┌─ Dataset rows

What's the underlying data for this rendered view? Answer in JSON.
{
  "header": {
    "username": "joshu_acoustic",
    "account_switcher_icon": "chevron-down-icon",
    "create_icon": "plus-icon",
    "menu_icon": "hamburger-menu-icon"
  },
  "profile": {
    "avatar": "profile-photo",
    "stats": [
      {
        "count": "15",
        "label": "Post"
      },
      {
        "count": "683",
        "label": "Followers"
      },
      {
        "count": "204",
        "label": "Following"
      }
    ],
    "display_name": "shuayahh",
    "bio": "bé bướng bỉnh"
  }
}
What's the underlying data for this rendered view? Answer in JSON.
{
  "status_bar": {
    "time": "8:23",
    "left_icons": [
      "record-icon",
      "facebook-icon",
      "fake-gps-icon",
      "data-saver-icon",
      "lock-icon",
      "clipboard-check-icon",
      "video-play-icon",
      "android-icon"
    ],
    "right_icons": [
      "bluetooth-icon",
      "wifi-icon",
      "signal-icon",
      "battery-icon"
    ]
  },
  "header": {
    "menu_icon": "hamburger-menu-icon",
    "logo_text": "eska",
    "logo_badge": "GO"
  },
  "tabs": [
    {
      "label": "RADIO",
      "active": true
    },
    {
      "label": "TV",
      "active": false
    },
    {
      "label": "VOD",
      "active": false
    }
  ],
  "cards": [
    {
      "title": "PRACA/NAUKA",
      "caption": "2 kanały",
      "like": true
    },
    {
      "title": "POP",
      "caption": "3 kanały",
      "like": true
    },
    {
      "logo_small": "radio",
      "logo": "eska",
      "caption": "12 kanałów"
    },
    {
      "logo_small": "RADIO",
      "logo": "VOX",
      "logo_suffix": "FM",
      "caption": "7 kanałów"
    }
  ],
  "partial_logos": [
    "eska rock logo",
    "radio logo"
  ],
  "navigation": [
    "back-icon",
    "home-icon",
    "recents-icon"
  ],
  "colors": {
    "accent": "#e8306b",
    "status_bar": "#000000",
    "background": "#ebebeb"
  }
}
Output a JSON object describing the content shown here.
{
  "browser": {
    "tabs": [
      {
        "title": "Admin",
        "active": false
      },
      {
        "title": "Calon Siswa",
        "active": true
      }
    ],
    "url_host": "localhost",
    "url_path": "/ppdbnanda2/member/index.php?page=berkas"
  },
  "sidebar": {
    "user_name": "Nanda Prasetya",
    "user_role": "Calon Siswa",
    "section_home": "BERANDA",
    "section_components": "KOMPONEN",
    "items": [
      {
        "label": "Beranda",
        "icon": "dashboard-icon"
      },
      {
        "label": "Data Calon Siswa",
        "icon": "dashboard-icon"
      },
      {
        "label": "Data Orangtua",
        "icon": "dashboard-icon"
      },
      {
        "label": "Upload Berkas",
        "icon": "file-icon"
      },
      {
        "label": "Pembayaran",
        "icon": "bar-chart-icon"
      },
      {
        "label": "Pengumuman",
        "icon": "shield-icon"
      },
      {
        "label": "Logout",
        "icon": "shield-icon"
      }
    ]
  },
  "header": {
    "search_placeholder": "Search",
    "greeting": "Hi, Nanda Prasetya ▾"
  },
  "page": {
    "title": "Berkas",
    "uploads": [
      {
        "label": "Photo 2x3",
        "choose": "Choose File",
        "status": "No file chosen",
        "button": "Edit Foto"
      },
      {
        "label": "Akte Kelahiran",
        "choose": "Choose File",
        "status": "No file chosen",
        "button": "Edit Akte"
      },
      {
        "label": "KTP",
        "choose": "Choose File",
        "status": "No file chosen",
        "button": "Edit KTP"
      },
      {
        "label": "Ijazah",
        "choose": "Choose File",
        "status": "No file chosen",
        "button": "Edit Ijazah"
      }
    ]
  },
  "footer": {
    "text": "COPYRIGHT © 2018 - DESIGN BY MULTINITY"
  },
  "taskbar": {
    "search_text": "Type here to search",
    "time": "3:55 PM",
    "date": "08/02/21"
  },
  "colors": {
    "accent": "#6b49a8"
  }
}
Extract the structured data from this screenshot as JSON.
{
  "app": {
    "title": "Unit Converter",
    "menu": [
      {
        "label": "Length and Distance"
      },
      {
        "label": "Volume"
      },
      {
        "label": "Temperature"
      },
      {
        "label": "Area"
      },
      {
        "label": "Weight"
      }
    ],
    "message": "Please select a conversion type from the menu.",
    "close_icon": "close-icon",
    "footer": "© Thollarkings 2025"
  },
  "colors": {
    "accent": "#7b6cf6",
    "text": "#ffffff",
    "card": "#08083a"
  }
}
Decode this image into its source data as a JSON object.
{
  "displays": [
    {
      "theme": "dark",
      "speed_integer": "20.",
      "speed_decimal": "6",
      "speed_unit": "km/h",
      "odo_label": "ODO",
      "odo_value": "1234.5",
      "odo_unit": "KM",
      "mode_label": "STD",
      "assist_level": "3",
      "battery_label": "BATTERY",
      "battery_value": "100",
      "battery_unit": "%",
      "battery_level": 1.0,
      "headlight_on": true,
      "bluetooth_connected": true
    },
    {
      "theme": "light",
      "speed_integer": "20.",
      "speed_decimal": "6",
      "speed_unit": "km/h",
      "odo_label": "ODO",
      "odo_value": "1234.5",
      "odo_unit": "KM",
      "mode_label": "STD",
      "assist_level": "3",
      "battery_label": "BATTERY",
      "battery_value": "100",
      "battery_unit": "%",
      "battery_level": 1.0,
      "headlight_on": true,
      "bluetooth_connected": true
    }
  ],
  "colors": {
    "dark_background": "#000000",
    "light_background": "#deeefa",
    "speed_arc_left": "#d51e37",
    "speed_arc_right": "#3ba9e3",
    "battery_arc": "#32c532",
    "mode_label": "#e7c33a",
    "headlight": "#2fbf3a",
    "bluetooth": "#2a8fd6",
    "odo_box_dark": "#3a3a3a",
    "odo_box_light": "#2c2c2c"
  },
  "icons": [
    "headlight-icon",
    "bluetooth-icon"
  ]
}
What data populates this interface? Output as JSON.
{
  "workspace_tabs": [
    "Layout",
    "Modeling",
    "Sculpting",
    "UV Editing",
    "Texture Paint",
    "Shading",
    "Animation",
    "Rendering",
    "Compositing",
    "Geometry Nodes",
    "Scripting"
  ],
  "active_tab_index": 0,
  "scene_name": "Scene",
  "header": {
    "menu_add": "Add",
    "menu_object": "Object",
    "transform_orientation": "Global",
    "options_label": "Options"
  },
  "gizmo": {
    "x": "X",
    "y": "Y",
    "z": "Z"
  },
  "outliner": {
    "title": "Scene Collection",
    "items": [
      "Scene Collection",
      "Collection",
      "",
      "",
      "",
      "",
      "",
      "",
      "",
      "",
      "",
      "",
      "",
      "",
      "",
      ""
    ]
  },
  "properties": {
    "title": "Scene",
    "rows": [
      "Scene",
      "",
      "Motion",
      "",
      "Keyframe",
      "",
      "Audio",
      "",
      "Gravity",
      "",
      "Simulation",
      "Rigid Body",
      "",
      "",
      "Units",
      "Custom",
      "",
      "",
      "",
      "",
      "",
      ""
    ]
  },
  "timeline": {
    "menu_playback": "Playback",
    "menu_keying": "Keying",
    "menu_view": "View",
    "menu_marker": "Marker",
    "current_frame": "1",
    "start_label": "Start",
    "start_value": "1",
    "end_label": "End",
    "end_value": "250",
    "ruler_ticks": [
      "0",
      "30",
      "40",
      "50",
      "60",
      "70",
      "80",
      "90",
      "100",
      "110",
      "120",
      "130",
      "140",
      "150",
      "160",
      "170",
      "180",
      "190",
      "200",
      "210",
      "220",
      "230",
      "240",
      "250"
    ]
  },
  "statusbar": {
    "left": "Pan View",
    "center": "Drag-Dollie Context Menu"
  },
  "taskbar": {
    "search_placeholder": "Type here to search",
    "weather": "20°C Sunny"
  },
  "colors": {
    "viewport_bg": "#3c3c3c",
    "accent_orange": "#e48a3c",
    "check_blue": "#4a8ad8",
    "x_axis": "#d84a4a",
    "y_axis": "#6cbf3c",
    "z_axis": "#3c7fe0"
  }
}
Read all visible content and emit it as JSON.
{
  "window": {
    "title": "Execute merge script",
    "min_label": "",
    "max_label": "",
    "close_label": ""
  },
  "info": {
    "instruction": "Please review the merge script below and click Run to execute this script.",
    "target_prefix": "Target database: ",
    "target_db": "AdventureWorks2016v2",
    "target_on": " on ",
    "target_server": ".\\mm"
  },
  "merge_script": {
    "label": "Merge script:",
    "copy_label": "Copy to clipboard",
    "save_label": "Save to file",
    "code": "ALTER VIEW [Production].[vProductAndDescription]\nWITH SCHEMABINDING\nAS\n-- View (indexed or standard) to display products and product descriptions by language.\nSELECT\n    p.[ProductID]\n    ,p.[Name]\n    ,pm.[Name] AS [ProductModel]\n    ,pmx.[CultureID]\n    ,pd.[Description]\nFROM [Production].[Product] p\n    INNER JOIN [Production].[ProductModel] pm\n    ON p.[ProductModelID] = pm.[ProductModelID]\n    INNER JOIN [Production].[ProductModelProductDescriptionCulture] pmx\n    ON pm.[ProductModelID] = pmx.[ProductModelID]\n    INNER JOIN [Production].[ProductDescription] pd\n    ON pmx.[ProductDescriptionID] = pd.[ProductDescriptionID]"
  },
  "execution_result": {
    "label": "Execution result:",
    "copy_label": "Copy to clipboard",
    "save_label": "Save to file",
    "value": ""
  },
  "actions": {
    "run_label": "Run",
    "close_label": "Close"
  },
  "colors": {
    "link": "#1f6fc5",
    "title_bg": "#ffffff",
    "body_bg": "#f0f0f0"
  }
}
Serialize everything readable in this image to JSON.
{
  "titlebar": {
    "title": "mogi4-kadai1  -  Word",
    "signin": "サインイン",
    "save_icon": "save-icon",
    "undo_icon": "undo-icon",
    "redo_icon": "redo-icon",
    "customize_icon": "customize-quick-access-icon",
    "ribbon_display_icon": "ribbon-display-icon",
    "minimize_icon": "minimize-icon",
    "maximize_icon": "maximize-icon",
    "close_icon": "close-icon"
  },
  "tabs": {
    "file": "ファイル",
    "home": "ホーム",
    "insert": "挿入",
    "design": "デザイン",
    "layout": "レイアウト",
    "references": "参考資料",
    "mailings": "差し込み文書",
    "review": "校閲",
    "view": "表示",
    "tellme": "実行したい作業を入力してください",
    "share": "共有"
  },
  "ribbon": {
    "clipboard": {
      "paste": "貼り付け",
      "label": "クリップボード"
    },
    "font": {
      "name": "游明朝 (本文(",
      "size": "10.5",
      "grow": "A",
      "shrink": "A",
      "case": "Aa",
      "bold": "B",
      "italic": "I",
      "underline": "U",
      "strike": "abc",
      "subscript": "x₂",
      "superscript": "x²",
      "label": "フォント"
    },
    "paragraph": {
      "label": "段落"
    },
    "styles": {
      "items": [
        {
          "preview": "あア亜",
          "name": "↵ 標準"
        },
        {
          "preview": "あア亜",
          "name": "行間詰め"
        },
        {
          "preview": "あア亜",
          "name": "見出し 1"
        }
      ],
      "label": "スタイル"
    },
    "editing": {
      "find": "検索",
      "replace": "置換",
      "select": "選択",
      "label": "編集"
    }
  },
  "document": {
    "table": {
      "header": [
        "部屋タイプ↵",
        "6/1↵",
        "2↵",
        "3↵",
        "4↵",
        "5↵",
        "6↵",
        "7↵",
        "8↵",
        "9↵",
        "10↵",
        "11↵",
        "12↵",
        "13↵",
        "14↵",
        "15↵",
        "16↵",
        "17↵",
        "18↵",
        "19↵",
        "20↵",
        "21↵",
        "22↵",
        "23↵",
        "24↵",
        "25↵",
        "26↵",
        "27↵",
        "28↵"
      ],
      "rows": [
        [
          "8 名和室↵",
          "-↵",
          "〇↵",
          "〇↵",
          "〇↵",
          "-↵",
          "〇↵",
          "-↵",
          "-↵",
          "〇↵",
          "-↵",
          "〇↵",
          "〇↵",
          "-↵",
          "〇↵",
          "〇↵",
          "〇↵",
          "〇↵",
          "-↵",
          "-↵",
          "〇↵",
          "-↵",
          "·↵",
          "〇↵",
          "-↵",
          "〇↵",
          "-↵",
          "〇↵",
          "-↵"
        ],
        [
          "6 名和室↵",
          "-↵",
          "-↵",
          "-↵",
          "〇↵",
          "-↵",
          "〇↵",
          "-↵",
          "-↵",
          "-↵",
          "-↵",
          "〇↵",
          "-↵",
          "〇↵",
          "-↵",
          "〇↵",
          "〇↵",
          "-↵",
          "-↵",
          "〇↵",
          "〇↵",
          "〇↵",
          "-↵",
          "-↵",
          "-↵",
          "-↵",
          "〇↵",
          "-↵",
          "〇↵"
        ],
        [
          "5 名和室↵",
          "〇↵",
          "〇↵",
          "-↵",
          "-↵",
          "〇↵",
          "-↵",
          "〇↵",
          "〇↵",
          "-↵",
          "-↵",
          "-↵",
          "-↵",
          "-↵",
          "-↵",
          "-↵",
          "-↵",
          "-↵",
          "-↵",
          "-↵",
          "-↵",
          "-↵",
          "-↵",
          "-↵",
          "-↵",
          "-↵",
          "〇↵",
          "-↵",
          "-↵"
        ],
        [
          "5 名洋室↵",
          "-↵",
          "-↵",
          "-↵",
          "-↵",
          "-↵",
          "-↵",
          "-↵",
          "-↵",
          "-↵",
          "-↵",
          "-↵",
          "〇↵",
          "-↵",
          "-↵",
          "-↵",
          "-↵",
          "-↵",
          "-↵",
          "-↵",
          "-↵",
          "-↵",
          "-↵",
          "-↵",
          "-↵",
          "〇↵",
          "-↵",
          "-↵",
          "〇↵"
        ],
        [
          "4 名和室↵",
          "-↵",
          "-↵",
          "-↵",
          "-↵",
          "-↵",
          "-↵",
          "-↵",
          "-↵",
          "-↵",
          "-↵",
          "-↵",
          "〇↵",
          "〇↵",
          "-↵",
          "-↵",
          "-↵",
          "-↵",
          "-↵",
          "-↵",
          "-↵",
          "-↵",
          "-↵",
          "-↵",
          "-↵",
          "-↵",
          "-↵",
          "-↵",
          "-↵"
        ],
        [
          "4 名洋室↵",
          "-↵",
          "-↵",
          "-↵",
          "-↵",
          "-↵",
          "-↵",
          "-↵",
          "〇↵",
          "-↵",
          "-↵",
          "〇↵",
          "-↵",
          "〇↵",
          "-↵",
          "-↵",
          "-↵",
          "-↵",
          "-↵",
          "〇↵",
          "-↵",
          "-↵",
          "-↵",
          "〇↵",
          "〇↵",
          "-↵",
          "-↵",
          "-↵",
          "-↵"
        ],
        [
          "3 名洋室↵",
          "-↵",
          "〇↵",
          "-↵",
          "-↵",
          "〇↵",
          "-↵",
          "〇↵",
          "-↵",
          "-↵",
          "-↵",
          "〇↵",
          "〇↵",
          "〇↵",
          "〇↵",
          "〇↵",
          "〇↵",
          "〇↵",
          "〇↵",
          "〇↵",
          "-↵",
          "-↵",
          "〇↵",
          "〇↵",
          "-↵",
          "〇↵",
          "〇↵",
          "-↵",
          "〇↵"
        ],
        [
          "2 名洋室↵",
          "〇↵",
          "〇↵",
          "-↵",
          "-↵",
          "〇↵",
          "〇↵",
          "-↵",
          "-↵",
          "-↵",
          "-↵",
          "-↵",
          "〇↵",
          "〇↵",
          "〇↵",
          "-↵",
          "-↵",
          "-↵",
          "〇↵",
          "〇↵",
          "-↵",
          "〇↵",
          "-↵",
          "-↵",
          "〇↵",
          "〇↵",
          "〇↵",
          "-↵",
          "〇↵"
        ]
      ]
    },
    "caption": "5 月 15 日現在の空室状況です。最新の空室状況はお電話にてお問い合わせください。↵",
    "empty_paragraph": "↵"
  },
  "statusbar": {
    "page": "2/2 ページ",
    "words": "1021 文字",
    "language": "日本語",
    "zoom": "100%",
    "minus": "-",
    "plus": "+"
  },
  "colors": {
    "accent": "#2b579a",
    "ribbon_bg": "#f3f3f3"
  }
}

└─

__Task requirements__
Say how many lines of the data hold the string "here". Reply with the number alone.

__Result of this exercise__
3